Problem to solve:
Any picture among the records should be left out, please; retype the rest exactly.

Records shown:
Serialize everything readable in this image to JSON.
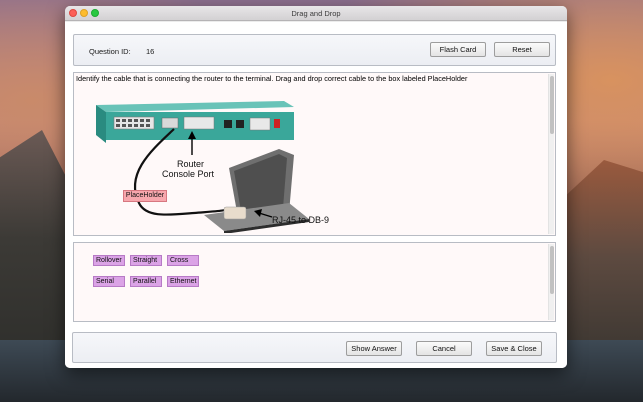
{
  "window": {
    "title": "Drag and Drop"
  },
  "header": {
    "question_id_label": "Question ID:",
    "question_id_value": "16",
    "flash_card_label": "Flash Card",
    "reset_label": "Reset"
  },
  "question": {
    "text": "Identify the cable that is connecting the router to the terminal. Drag and drop correct cable to the box labeled PlaceHolder",
    "image_labels": {
      "router_console_port_line1": "Router",
      "router_console_port_line2": "Console Port",
      "rj45": "RJ-45 to DB-9"
    },
    "placeholder_label": "PlaceHolder"
  },
  "answers": {
    "options": [
      "Rollover",
      "Straight",
      "Cross",
      "Serial",
      "Parallel",
      "Ethernet"
    ]
  },
  "footer": {
    "show_answer_label": "Show Answer",
    "cancel_label": "Cancel",
    "save_close_label": "Save & Close"
  },
  "colors": {
    "placeholder_fill": "#f7a7ad",
    "chip_fill": "#dba3e6",
    "router_body": "#3aa79a"
  }
}
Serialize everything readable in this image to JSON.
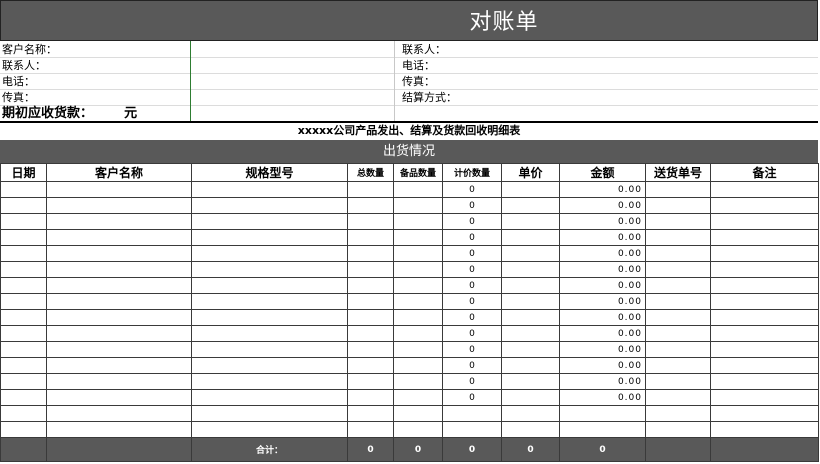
{
  "title": "对账单",
  "customer_info": {
    "left": [
      "客户名称：",
      "联系人：",
      "电话：",
      "传真："
    ],
    "right": [
      "联系人：",
      "电话：",
      "传真：",
      "结算方式："
    ]
  },
  "opening_balance": {
    "label": "期初应收货款：",
    "unit": "元"
  },
  "report_title": "xxxxx公司产品发出、结算及货款回收明细表",
  "section_title": "出货情况",
  "columns": [
    "日期",
    "客户名称",
    "规格型号",
    "总数量",
    "备品数量",
    "计价数量",
    "单价",
    "金额",
    "送货单号",
    "备注"
  ],
  "rows": [
    {
      "count": "0",
      "amount": "0.00"
    },
    {
      "count": "0",
      "amount": "0.00"
    },
    {
      "count": "0",
      "amount": "0.00"
    },
    {
      "count": "0",
      "amount": "0.00"
    },
    {
      "count": "0",
      "amount": "0.00"
    },
    {
      "count": "0",
      "amount": "0.00"
    },
    {
      "count": "0",
      "amount": "0.00"
    },
    {
      "count": "0",
      "amount": "0.00"
    },
    {
      "count": "0",
      "amount": "0.00"
    },
    {
      "count": "0",
      "amount": "0.00"
    },
    {
      "count": "0",
      "amount": "0.00"
    },
    {
      "count": "0",
      "amount": "0.00"
    },
    {
      "count": "0",
      "amount": "0.00"
    },
    {
      "count": "0",
      "amount": "0.00"
    },
    {
      "count": "",
      "amount": ""
    },
    {
      "count": "",
      "amount": ""
    }
  ],
  "totals": {
    "label": "合计：",
    "total_qty": "0",
    "spare_qty": "0",
    "priced_qty": "0",
    "unit_price": "0",
    "amount": "0"
  }
}
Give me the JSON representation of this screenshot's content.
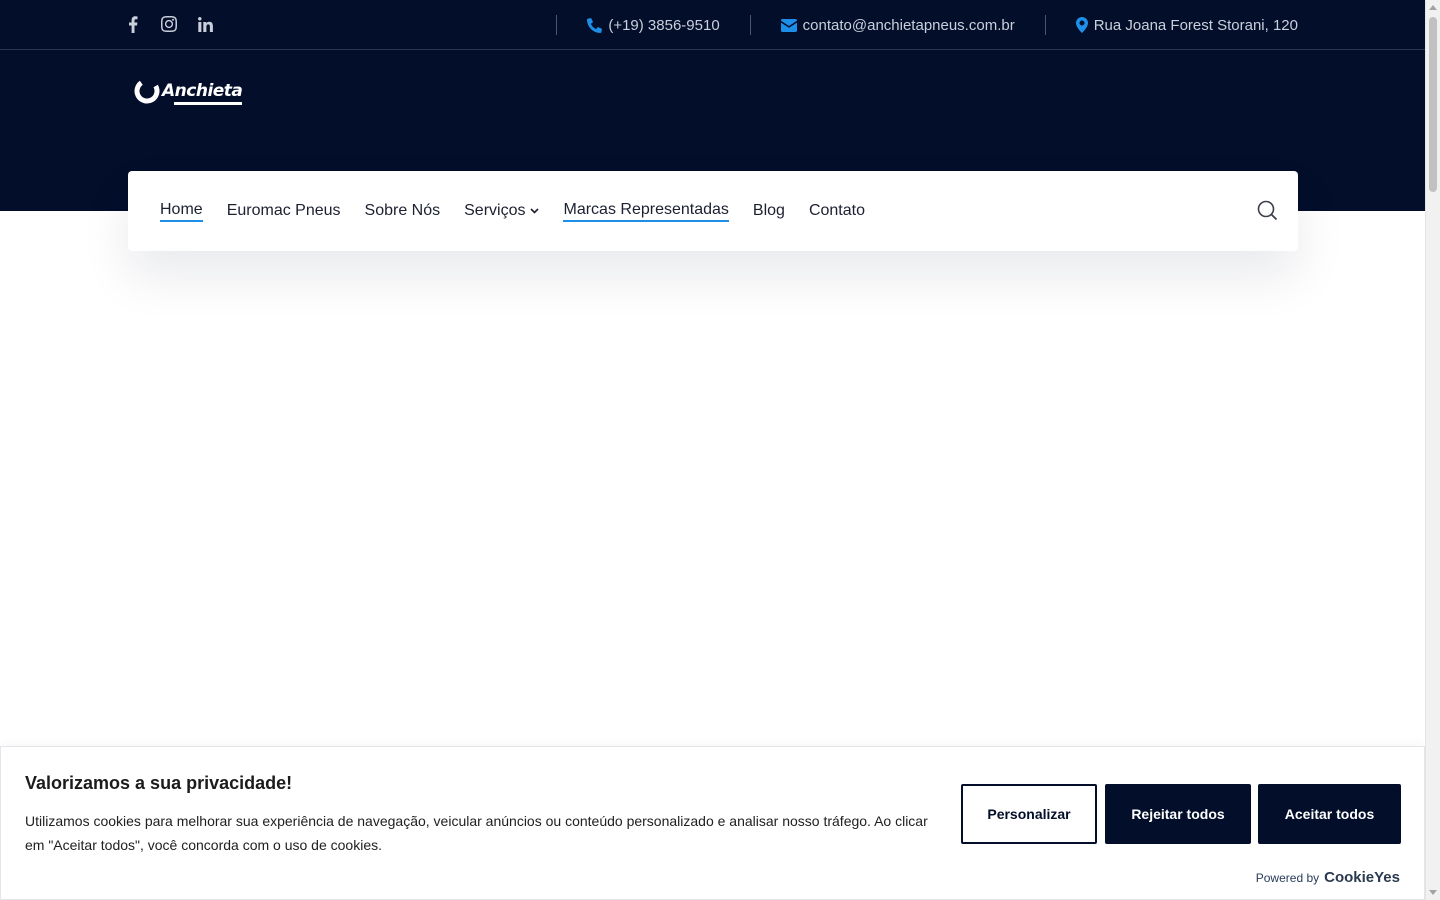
{
  "topbar": {
    "social": [
      {
        "icon": "facebook-icon"
      },
      {
        "icon": "instagram-icon"
      },
      {
        "icon": "linkedin-icon"
      }
    ],
    "phone": "(+19) 3856-9510",
    "email": "contato@anchietapneus.com.br",
    "address": "Rua Joana Forest Storani, 120"
  },
  "logo": {
    "text": "Anchieta",
    "tagline": "RECAUCHUTAGEM"
  },
  "nav": {
    "items": [
      {
        "label": "Home"
      },
      {
        "label": "Euromac Pneus"
      },
      {
        "label": "Sobre Nós"
      },
      {
        "label": "Serviços"
      },
      {
        "label": "Marcas Representadas"
      },
      {
        "label": "Blog"
      },
      {
        "label": "Contato"
      }
    ]
  },
  "cookie": {
    "title": "Valorizamos a sua privacidade!",
    "text": "Utilizamos cookies para melhorar sua experiência de navegação, veicular anúncios ou conteúdo personalizado e analisar nosso tráfego. Ao clicar em \"Aceitar todos\", você concorda com o uso de cookies.",
    "buttons": {
      "customize": "Personalizar",
      "reject": "Rejeitar todos",
      "accept": "Aceitar todos"
    },
    "powered_by": "Powered by",
    "brand": "CookieYes"
  },
  "colors": {
    "header_bg": "#020e2a",
    "accent": "#1e8fe8",
    "button_bg": "#020e2a"
  }
}
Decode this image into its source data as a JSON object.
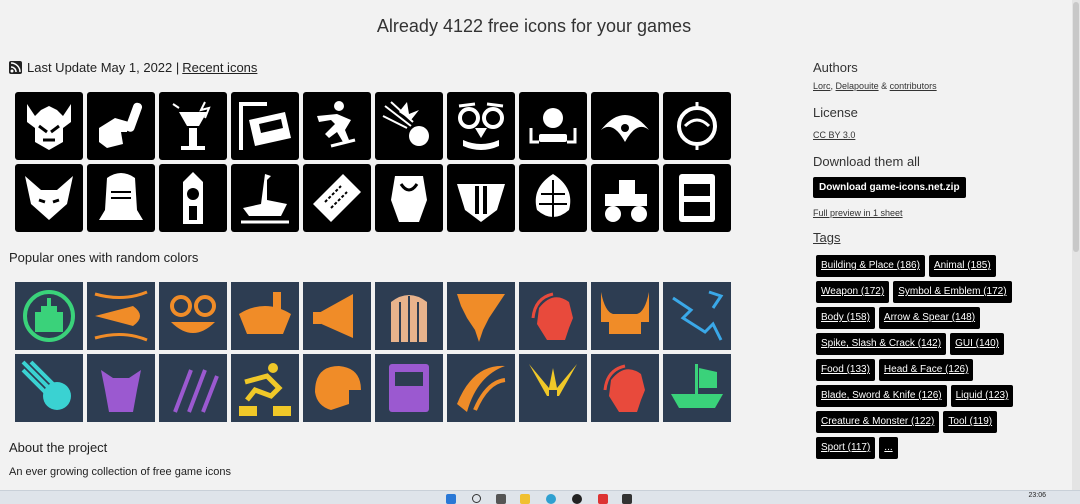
{
  "header": {
    "title": "Already 4122 free icons for your games"
  },
  "update": {
    "label": "Last Update May 1, 2022 |",
    "link": "Recent icons"
  },
  "latest_icons": [
    "viking-helmet-icon",
    "test-tube-hand-icon",
    "broken-lamp-icon",
    "train-icon",
    "skateboarder-icon",
    "meteor-impact-icon",
    "groucho-glasses-icon",
    "stage-light-icon",
    "cyclops-bird-icon",
    "satellite-globe-icon",
    "fox-head-icon",
    "knight-helmet-icon",
    "clock-tower-icon",
    "goose-icon",
    "ticket-icon",
    "owl-icon",
    "badger-icon",
    "artichoke-icon",
    "road-roller-icon",
    "slot-machine-icon"
  ],
  "popular": {
    "heading": "Popular ones with random colors",
    "icons": [
      {
        "name": "castle-emblem-icon",
        "color": "#3ad27a"
      },
      {
        "name": "speeding-bullet-icon",
        "color": "#f08c28"
      },
      {
        "name": "grinning-monster-icon",
        "color": "#f08c28"
      },
      {
        "name": "potion-bowl-icon",
        "color": "#f08c28"
      },
      {
        "name": "megaphone-icon",
        "color": "#f08c28"
      },
      {
        "name": "wooden-door-icon",
        "color": "#e8b38c"
      },
      {
        "name": "tornado-icon",
        "color": "#f08c28"
      },
      {
        "name": "laurel-head-icon",
        "color": "#e84a3c"
      },
      {
        "name": "horned-helmet-icon",
        "color": "#f08c28"
      },
      {
        "name": "lightning-arrows-icon",
        "color": "#3aa8e8"
      },
      {
        "name": "comet-icon",
        "color": "#3ad2d2"
      },
      {
        "name": "dwarf-face-icon",
        "color": "#9b59d0"
      },
      {
        "name": "wheat-icon",
        "color": "#9b59d0"
      },
      {
        "name": "jumping-man-icon",
        "color": "#f0c828"
      },
      {
        "name": "football-helmet-icon",
        "color": "#f08c28"
      },
      {
        "name": "spellbook-icon",
        "color": "#9b59d0"
      },
      {
        "name": "claw-slash-icon",
        "color": "#f08c28"
      },
      {
        "name": "light-pillar-icon",
        "color": "#f0c828"
      },
      {
        "name": "laurel-head-icon",
        "color": "#e84a3c"
      },
      {
        "name": "drakkar-ship-icon",
        "color": "#3ad27a"
      }
    ]
  },
  "about": {
    "heading": "About the project",
    "text": "An ever growing collection of free game icons"
  },
  "sidebar": {
    "authors_heading": "Authors",
    "author_1": "Lorc",
    "author_sep_1": ",",
    "author_2": "Delapouite",
    "author_sep_2": "&",
    "author_3": "contributors",
    "license_heading": "License",
    "license": "CC BY 3.0",
    "download_heading": "Download them all",
    "download_button": "Download game-icons.net.zip",
    "preview_link": "Full preview in 1 sheet",
    "tags_heading": "Tags",
    "tags": [
      "Building & Place (186)",
      "Animal (185)",
      "Weapon (172)",
      "Symbol & Emblem (172)",
      "Body (158)",
      "Arrow & Spear (148)",
      "Spike, Slash & Crack (142)",
      "GUI (140)",
      "Food (133)",
      "Head & Face (126)",
      "Blade, Sword & Knife (126)",
      "Liquid (123)",
      "Creature & Monster (122)",
      "Tool (119)",
      "Sport (117)",
      "..."
    ]
  },
  "taskbar": {
    "time": "23:06"
  }
}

Task answer:
Serialize everything readable in this image to JSON.
{
  "window": {
    "title": "Drag and Drop"
  },
  "header": {
    "question_id_label": "Question ID:",
    "question_id_value": "16",
    "flash_card_label": "Flash Card",
    "reset_label": "Reset"
  },
  "question": {
    "text": "Identify the cable that is connecting the router to the terminal. Drag and drop correct cable to the box labeled PlaceHolder",
    "image_labels": {
      "router_console_port_line1": "Router",
      "router_console_port_line2": "Console Port",
      "rj45": "RJ-45 to DB-9"
    },
    "placeholder_label": "PlaceHolder"
  },
  "answers": {
    "options": [
      "Rollover",
      "Straight",
      "Cross",
      "Serial",
      "Parallel",
      "Ethernet"
    ]
  },
  "footer": {
    "show_answer_label": "Show Answer",
    "cancel_label": "Cancel",
    "save_close_label": "Save & Close"
  },
  "colors": {
    "placeholder_fill": "#f7a7ad",
    "chip_fill": "#dba3e6",
    "router_body": "#3aa79a"
  }
}
Serialize everything readable in this image to JSON.
{
  "title": "对账单",
  "customer_info": {
    "left": [
      "客户名称：",
      "联系人：",
      "电话：",
      "传真："
    ],
    "right": [
      "联系人：",
      "电话：",
      "传真：",
      "结算方式："
    ]
  },
  "opening_balance": {
    "label": "期初应收货款：",
    "unit": "元"
  },
  "report_title": "xxxxx公司产品发出、结算及货款回收明细表",
  "section_title": "出货情况",
  "columns": [
    "日期",
    "客户名称",
    "规格型号",
    "总数量",
    "备品数量",
    "计价数量",
    "单价",
    "金额",
    "送货单号",
    "备注"
  ],
  "rows": [
    {
      "count": "0",
      "amount": "0.00"
    },
    {
      "count": "0",
      "amount": "0.00"
    },
    {
      "count": "0",
      "amount": "0.00"
    },
    {
      "count": "0",
      "amount": "0.00"
    },
    {
      "count": "0",
      "amount": "0.00"
    },
    {
      "count": "0",
      "amount": "0.00"
    },
    {
      "count": "0",
      "amount": "0.00"
    },
    {
      "count": "0",
      "amount": "0.00"
    },
    {
      "count": "0",
      "amount": "0.00"
    },
    {
      "count": "0",
      "amount": "0.00"
    },
    {
      "count": "0",
      "amount": "0.00"
    },
    {
      "count": "0",
      "amount": "0.00"
    },
    {
      "count": "0",
      "amount": "0.00"
    },
    {
      "count": "0",
      "amount": "0.00"
    },
    {
      "count": "",
      "amount": ""
    },
    {
      "count": "",
      "amount": ""
    }
  ],
  "totals": {
    "label": "合计：",
    "total_qty": "0",
    "spare_qty": "0",
    "priced_qty": "0",
    "unit_price": "0",
    "amount": "0"
  }
}
Give me the JSON representation of this screenshot's content.
{
  "topbar": {
    "social": [
      {
        "icon": "facebook-icon"
      },
      {
        "icon": "instagram-icon"
      },
      {
        "icon": "linkedin-icon"
      }
    ],
    "phone": "(+19) 3856-9510",
    "email": "contato@anchietapneus.com.br",
    "address": "Rua Joana Forest Storani, 120"
  },
  "logo": {
    "text": "Anchieta",
    "tagline": "RECAUCHUTAGEM"
  },
  "nav": {
    "items": [
      {
        "label": "Home"
      },
      {
        "label": "Euromac Pneus"
      },
      {
        "label": "Sobre Nós"
      },
      {
        "label": "Serviços"
      },
      {
        "label": "Marcas Representadas"
      },
      {
        "label": "Blog"
      },
      {
        "label": "Contato"
      }
    ]
  },
  "cookie": {
    "title": "Valorizamos a sua privacidade!",
    "text": "Utilizamos cookies para melhorar sua experiência de navegação, veicular anúncios ou conteúdo personalizado e analisar nosso tráfego. Ao clicar em \"Aceitar todos\", você concorda com o uso de cookies.",
    "buttons": {
      "customize": "Personalizar",
      "reject": "Rejeitar todos",
      "accept": "Aceitar todos"
    },
    "powered_by": "Powered by",
    "brand": "CookieYes"
  },
  "colors": {
    "header_bg": "#020e2a",
    "accent": "#1e8fe8",
    "button_bg": "#020e2a"
  }
}
Decode this image into its source data as a JSON object.
{
  "header": {
    "title": "Already 4122 free icons for your games"
  },
  "update": {
    "label": "Last Update May 1, 2022 |",
    "link": "Recent icons"
  },
  "latest_icons": [
    "viking-helmet-icon",
    "test-tube-hand-icon",
    "broken-lamp-icon",
    "train-icon",
    "skateboarder-icon",
    "meteor-impact-icon",
    "groucho-glasses-icon",
    "stage-light-icon",
    "cyclops-bird-icon",
    "satellite-globe-icon",
    "fox-head-icon",
    "knight-helmet-icon",
    "clock-tower-icon",
    "goose-icon",
    "ticket-icon",
    "owl-icon",
    "badger-icon",
    "artichoke-icon",
    "road-roller-icon",
    "slot-machine-icon"
  ],
  "popular": {
    "heading": "Popular ones with random colors",
    "icons": [
      {
        "name": "castle-emblem-icon",
        "color": "#3ad27a"
      },
      {
        "name": "speeding-bullet-icon",
        "color": "#f08c28"
      },
      {
        "name": "grinning-monster-icon",
        "color": "#f08c28"
      },
      {
        "name": "potion-bowl-icon",
        "color": "#f08c28"
      },
      {
        "name": "megaphone-icon",
        "color": "#f08c28"
      },
      {
        "name": "wooden-door-icon",
        "color": "#e8b38c"
      },
      {
        "name": "tornado-icon",
        "color": "#f08c28"
      },
      {
        "name": "laurel-head-icon",
        "color": "#e84a3c"
      },
      {
        "name": "horned-helmet-icon",
        "color": "#f08c28"
      },
      {
        "name": "lightning-arrows-icon",
        "color": "#3aa8e8"
      },
      {
        "name": "comet-icon",
        "color": "#3ad2d2"
      },
      {
        "name": "dwarf-face-icon",
        "color": "#9b59d0"
      },
      {
        "name": "wheat-icon",
        "color": "#9b59d0"
      },
      {
        "name": "jumping-man-icon",
        "color": "#f0c828"
      },
      {
        "name": "football-helmet-icon",
        "color": "#f08c28"
      },
      {
        "name": "spellbook-icon",
        "color": "#9b59d0"
      },
      {
        "name": "claw-slash-icon",
        "color": "#f08c28"
      },
      {
        "name": "light-pillar-icon",
        "color": "#f0c828"
      },
      {
        "name": "laurel-head-icon",
        "color": "#e84a3c"
      },
      {
        "name": "drakkar-ship-icon",
        "color": "#3ad27a"
      }
    ]
  },
  "about": {
    "heading": "About the project",
    "text": "An ever growing collection of free game icons"
  },
  "sidebar": {
    "authors_heading": "Authors",
    "author_1": "Lorc",
    "author_sep_1": ",",
    "author_2": "Delapouite",
    "author_sep_2": "&",
    "author_3": "contributors",
    "license_heading": "License",
    "license": "CC BY 3.0",
    "download_heading": "Download them all",
    "download_button": "Download game-icons.net.zip",
    "preview_link": "Full preview in 1 sheet",
    "tags_heading": "Tags",
    "tags": [
      "Building & Place (186)",
      "Animal (185)",
      "Weapon (172)",
      "Symbol & Emblem (172)",
      "Body (158)",
      "Arrow & Spear (148)",
      "Spike, Slash & Crack (142)",
      "GUI (140)",
      "Food (133)",
      "Head & Face (126)",
      "Blade, Sword & Knife (126)",
      "Liquid (123)",
      "Creature & Monster (122)",
      "Tool (119)",
      "Sport (117)",
      "..."
    ]
  },
  "taskbar": {
    "time": "23:06"
  }
}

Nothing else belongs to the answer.